> **Working data**
--- BEGIN ---

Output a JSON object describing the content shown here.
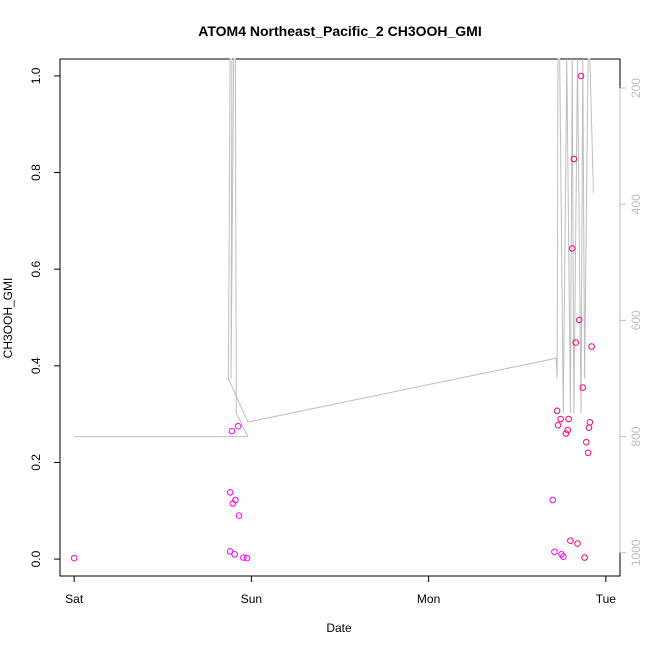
{
  "chart_data": {
    "type": "scatter",
    "title": "ATOM4 Northeast_Pacific_2 CH3OOH_GMI",
    "xlabel": "Date",
    "ylabel": "CH3OOH_GMI",
    "x_ticks": [
      {
        "x": 0,
        "label": "Sat"
      },
      {
        "x": 1,
        "label": "Sun"
      },
      {
        "x": 2,
        "label": "Mon"
      },
      {
        "x": 3,
        "label": "Tue"
      }
    ],
    "y_ticks": [
      {
        "y": 0.0,
        "label": "0.0"
      },
      {
        "y": 0.2,
        "label": "0.2"
      },
      {
        "y": 0.4,
        "label": "0.4"
      },
      {
        "y": 0.6,
        "label": "0.6"
      },
      {
        "y": 0.8,
        "label": "0.8"
      },
      {
        "y": 1.0,
        "label": "1.0"
      }
    ],
    "y2_ticks": [
      {
        "p": 200,
        "label": "200"
      },
      {
        "p": 400,
        "label": "400"
      },
      {
        "p": 600,
        "label": "600"
      },
      {
        "p": 800,
        "label": "800"
      },
      {
        "p": 1000,
        "label": "1000"
      }
    ],
    "xlim": [
      -0.08,
      3.08
    ],
    "ylim": [
      -0.035,
      1.035
    ],
    "y2lim": [
      1040,
      150
    ],
    "series": [
      {
        "color": "#ff00ff",
        "points": [
          [
            0.0,
            0.002
          ],
          [
            0.88,
            0.138
          ],
          [
            0.895,
            0.115
          ],
          [
            0.91,
            0.122
          ],
          [
            0.93,
            0.09
          ],
          [
            0.88,
            0.016
          ],
          [
            0.905,
            0.01
          ],
          [
            0.955,
            0.003
          ],
          [
            0.975,
            0.002
          ],
          [
            0.89,
            0.265
          ],
          [
            0.925,
            0.275
          ],
          [
            2.7,
            0.122
          ],
          [
            2.71,
            0.015
          ],
          [
            2.75,
            0.01
          ],
          [
            2.76,
            0.005
          ]
        ]
      },
      {
        "color": "#ff0080",
        "points": [
          [
            2.725,
            0.307
          ],
          [
            2.73,
            0.277
          ],
          [
            2.745,
            0.29
          ],
          [
            2.775,
            0.26
          ],
          [
            2.785,
            0.267
          ],
          [
            2.79,
            0.29
          ],
          [
            2.8,
            0.038
          ],
          [
            2.81,
            0.643
          ],
          [
            2.82,
            0.828
          ],
          [
            2.83,
            0.448
          ],
          [
            2.84,
            0.032
          ],
          [
            2.85,
            0.495
          ],
          [
            2.86,
            1.0
          ],
          [
            2.87,
            0.355
          ],
          [
            2.89,
            0.242
          ],
          [
            2.88,
            0.003
          ],
          [
            2.9,
            0.22
          ],
          [
            2.905,
            0.272
          ],
          [
            2.91,
            0.283
          ],
          [
            2.92,
            0.44
          ]
        ]
      }
    ],
    "pressure_line": {
      "color": "#bebebe",
      "points": [
        [
          0.0,
          800
        ],
        [
          0.98,
          800
        ],
        [
          0.915,
          760
        ],
        [
          0.91,
          150
        ],
        [
          0.9,
          150
        ],
        [
          0.885,
          700
        ],
        [
          0.89,
          150
        ],
        [
          0.88,
          150
        ],
        [
          0.87,
          700
        ],
        [
          0.98,
          775
        ],
        [
          2.72,
          665
        ],
        [
          2.725,
          700
        ],
        [
          2.73,
          150
        ],
        [
          2.74,
          150
        ],
        [
          2.76,
          760
        ],
        [
          2.78,
          150
        ],
        [
          2.8,
          760
        ],
        [
          2.81,
          150
        ],
        [
          2.82,
          760
        ],
        [
          2.84,
          150
        ],
        [
          2.86,
          760
        ],
        [
          2.87,
          150
        ],
        [
          2.88,
          700
        ],
        [
          2.9,
          150
        ],
        [
          2.91,
          150
        ],
        [
          2.93,
          380
        ]
      ]
    }
  }
}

--- END ---

> **Your task**
Without the pictures, restate all the entries above exactly.

> **Solution for this problem**
Output a JSON object describing the content shown here.
{
  "chart_data": {
    "type": "scatter",
    "title": "ATOM4 Northeast_Pacific_2 CH3OOH_GMI",
    "xlabel": "Date",
    "ylabel": "CH3OOH_GMI",
    "x_ticks": [
      {
        "x": 0,
        "label": "Sat"
      },
      {
        "x": 1,
        "label": "Sun"
      },
      {
        "x": 2,
        "label": "Mon"
      },
      {
        "x": 3,
        "label": "Tue"
      }
    ],
    "y_ticks": [
      {
        "y": 0.0,
        "label": "0.0"
      },
      {
        "y": 0.2,
        "label": "0.2"
      },
      {
        "y": 0.4,
        "label": "0.4"
      },
      {
        "y": 0.6,
        "label": "0.6"
      },
      {
        "y": 0.8,
        "label": "0.8"
      },
      {
        "y": 1.0,
        "label": "1.0"
      }
    ],
    "y2_ticks": [
      {
        "p": 200,
        "label": "200"
      },
      {
        "p": 400,
        "label": "400"
      },
      {
        "p": 600,
        "label": "600"
      },
      {
        "p": 800,
        "label": "800"
      },
      {
        "p": 1000,
        "label": "1000"
      }
    ],
    "xlim": [
      -0.08,
      3.08
    ],
    "ylim": [
      -0.035,
      1.035
    ],
    "y2lim": [
      1040,
      150
    ],
    "series": [
      {
        "color": "#ff00ff",
        "points": [
          [
            0.0,
            0.002
          ],
          [
            0.88,
            0.138
          ],
          [
            0.895,
            0.115
          ],
          [
            0.91,
            0.122
          ],
          [
            0.93,
            0.09
          ],
          [
            0.88,
            0.016
          ],
          [
            0.905,
            0.01
          ],
          [
            0.955,
            0.003
          ],
          [
            0.975,
            0.002
          ],
          [
            0.89,
            0.265
          ],
          [
            0.925,
            0.275
          ],
          [
            2.7,
            0.122
          ],
          [
            2.71,
            0.015
          ],
          [
            2.75,
            0.01
          ],
          [
            2.76,
            0.005
          ]
        ]
      },
      {
        "color": "#ff0080",
        "points": [
          [
            2.725,
            0.307
          ],
          [
            2.73,
            0.277
          ],
          [
            2.745,
            0.29
          ],
          [
            2.775,
            0.26
          ],
          [
            2.785,
            0.267
          ],
          [
            2.79,
            0.29
          ],
          [
            2.8,
            0.038
          ],
          [
            2.81,
            0.643
          ],
          [
            2.82,
            0.828
          ],
          [
            2.83,
            0.448
          ],
          [
            2.84,
            0.032
          ],
          [
            2.85,
            0.495
          ],
          [
            2.86,
            1.0
          ],
          [
            2.87,
            0.355
          ],
          [
            2.89,
            0.242
          ],
          [
            2.88,
            0.003
          ],
          [
            2.9,
            0.22
          ],
          [
            2.905,
            0.272
          ],
          [
            2.91,
            0.283
          ],
          [
            2.92,
            0.44
          ]
        ]
      }
    ],
    "pressure_line": {
      "color": "#bebebe",
      "points": [
        [
          0.0,
          800
        ],
        [
          0.98,
          800
        ],
        [
          0.915,
          760
        ],
        [
          0.91,
          150
        ],
        [
          0.9,
          150
        ],
        [
          0.885,
          700
        ],
        [
          0.89,
          150
        ],
        [
          0.88,
          150
        ],
        [
          0.87,
          700
        ],
        [
          0.98,
          775
        ],
        [
          2.72,
          665
        ],
        [
          2.725,
          700
        ],
        [
          2.73,
          150
        ],
        [
          2.74,
          150
        ],
        [
          2.76,
          760
        ],
        [
          2.78,
          150
        ],
        [
          2.8,
          760
        ],
        [
          2.81,
          150
        ],
        [
          2.82,
          760
        ],
        [
          2.84,
          150
        ],
        [
          2.86,
          760
        ],
        [
          2.87,
          150
        ],
        [
          2.88,
          700
        ],
        [
          2.9,
          150
        ],
        [
          2.91,
          150
        ],
        [
          2.93,
          380
        ]
      ]
    }
  }
}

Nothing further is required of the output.